Only lines holding the string "ныне" are wanted; copy each one from the material.

┄┄┄┄┄┄┄┄┄┄

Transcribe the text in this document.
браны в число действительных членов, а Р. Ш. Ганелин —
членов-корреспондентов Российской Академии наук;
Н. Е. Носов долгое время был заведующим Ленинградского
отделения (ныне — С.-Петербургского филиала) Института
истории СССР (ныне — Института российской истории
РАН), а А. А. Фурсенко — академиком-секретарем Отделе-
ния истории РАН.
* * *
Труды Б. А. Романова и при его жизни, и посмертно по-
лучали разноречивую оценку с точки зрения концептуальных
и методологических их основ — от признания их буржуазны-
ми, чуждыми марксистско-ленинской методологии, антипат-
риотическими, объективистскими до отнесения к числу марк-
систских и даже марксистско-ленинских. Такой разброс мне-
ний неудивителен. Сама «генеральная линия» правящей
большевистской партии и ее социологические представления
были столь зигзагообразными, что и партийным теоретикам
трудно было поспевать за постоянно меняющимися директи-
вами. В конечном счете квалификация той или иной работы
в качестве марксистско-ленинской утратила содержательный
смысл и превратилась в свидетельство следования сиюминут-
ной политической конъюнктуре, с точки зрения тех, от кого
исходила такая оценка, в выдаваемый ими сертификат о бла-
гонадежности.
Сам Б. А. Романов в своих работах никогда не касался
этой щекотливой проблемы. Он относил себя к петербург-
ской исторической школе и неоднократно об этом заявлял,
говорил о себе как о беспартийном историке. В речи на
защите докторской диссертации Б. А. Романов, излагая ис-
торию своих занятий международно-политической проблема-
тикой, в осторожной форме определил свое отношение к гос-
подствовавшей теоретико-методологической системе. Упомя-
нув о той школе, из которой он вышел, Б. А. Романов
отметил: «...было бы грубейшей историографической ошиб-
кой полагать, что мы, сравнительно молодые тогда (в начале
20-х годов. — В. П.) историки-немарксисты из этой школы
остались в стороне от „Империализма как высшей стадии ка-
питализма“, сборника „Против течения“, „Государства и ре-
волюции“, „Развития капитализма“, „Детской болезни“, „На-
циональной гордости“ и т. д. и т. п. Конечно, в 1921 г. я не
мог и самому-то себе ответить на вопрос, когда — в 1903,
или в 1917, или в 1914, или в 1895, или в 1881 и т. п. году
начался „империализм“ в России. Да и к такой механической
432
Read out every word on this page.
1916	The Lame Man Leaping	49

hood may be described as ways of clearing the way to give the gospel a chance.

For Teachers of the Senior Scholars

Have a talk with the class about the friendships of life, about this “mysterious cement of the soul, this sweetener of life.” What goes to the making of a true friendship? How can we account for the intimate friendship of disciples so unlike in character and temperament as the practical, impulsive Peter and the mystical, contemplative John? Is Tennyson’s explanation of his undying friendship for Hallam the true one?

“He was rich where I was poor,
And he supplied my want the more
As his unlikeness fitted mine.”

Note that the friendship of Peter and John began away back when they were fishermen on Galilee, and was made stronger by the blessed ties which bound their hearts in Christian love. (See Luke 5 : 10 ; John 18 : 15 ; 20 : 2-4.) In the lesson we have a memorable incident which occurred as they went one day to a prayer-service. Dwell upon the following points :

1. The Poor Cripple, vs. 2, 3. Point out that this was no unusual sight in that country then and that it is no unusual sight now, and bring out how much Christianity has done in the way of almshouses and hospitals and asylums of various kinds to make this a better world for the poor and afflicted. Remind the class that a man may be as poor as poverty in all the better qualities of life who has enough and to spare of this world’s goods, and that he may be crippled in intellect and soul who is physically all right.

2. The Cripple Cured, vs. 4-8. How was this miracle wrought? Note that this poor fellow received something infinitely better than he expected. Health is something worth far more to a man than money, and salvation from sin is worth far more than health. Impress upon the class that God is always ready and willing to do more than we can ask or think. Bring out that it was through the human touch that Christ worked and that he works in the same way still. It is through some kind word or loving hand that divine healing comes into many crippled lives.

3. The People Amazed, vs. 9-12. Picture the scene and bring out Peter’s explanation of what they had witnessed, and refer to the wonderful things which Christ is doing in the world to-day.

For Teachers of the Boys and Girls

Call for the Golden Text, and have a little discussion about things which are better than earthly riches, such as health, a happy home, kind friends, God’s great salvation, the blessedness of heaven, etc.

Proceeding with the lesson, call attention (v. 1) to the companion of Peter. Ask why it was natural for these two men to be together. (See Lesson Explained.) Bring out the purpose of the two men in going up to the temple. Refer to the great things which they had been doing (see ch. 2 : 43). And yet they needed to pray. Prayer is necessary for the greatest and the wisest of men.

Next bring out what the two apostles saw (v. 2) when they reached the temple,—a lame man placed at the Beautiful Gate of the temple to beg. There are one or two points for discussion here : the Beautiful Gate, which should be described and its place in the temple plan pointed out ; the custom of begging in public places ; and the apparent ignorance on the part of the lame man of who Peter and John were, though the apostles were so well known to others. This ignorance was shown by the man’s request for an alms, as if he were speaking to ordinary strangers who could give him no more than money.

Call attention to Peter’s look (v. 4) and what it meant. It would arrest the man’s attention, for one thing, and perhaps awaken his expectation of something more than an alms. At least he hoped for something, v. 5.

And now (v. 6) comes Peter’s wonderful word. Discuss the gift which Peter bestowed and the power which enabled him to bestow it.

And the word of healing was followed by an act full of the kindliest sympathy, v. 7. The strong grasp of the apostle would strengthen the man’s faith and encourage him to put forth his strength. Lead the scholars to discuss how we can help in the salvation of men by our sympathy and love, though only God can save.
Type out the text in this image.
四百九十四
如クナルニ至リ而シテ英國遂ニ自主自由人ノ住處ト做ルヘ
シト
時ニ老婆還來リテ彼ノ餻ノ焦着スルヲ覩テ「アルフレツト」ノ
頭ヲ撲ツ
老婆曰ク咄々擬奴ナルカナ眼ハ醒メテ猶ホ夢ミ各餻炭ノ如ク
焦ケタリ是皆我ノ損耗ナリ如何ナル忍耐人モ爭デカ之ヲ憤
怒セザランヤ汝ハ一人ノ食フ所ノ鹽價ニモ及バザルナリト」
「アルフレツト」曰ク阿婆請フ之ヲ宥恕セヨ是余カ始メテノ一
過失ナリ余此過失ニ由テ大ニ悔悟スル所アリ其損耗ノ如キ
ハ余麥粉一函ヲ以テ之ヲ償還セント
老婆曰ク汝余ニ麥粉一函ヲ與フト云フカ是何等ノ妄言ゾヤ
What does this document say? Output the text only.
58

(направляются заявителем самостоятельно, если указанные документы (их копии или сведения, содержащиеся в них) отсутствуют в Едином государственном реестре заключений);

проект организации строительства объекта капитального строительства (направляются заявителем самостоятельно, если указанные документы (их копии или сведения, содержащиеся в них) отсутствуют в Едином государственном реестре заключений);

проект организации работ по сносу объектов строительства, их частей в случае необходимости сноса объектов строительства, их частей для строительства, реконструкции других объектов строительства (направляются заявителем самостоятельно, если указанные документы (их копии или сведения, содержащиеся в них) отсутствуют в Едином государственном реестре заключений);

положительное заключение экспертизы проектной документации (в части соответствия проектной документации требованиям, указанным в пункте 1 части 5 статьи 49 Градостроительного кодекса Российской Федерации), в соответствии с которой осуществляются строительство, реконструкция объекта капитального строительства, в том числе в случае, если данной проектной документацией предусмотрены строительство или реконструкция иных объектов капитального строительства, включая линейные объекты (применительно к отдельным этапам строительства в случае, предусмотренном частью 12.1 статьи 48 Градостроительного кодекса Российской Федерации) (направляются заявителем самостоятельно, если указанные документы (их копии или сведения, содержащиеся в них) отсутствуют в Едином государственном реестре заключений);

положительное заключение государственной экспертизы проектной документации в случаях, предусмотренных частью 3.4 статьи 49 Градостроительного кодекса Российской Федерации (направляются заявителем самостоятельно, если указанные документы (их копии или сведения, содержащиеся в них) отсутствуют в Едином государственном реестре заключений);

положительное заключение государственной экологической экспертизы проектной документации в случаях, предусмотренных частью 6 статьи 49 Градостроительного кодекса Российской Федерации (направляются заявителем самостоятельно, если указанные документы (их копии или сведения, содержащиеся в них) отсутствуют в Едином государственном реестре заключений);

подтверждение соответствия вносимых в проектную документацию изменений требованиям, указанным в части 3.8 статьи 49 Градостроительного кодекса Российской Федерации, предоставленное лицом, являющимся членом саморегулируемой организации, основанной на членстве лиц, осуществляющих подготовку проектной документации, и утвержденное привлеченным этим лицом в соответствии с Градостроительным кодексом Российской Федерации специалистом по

┄┄┄┄┄┄┄┄┄┄

▸ Result of the task:
отделения (ныне — С.-Петербургского филиала) Института
истории СССР (ныне — Института российской истории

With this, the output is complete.